■ GIVEN TASK
Find each line with the string "icon" and report it.
____________________
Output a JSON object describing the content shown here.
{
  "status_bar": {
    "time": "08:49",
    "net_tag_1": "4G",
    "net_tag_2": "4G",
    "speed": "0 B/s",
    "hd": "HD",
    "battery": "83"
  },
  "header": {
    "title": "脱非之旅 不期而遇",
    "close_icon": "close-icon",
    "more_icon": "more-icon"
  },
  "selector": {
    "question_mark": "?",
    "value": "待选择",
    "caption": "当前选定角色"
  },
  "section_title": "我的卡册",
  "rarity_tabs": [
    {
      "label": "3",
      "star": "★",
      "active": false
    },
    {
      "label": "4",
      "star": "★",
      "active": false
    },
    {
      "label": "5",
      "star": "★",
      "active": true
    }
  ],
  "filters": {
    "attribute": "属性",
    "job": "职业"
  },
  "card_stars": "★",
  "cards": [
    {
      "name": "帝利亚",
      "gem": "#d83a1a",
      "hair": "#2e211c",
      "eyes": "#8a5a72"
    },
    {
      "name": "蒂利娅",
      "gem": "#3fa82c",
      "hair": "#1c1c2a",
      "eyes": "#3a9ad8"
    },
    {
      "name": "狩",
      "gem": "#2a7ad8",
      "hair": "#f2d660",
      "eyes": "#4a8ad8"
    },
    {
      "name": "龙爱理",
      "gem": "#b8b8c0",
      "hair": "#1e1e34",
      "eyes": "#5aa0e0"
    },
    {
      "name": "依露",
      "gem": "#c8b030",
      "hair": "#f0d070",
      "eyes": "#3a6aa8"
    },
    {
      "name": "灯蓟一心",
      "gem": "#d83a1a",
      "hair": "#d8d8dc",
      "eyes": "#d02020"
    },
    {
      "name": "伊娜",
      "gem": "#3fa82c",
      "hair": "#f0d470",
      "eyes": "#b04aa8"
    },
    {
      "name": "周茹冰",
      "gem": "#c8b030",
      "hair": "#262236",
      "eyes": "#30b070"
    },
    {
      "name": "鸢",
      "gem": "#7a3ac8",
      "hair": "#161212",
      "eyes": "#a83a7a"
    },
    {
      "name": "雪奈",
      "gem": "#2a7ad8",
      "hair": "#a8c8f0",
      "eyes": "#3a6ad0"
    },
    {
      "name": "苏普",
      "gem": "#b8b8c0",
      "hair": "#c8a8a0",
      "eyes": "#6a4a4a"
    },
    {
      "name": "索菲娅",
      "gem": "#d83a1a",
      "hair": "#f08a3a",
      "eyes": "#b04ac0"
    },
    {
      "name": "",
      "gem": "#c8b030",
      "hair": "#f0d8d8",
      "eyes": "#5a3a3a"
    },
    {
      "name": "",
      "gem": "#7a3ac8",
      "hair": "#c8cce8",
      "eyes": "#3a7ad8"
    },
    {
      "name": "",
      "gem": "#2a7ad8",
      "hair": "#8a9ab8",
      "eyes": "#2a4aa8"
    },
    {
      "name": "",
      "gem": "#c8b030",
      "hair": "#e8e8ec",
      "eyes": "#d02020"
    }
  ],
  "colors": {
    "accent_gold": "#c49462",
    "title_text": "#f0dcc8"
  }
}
____________________
■ TASK RESULT
    "close_icon": "close-icon",
    "more_icon": "more-icon"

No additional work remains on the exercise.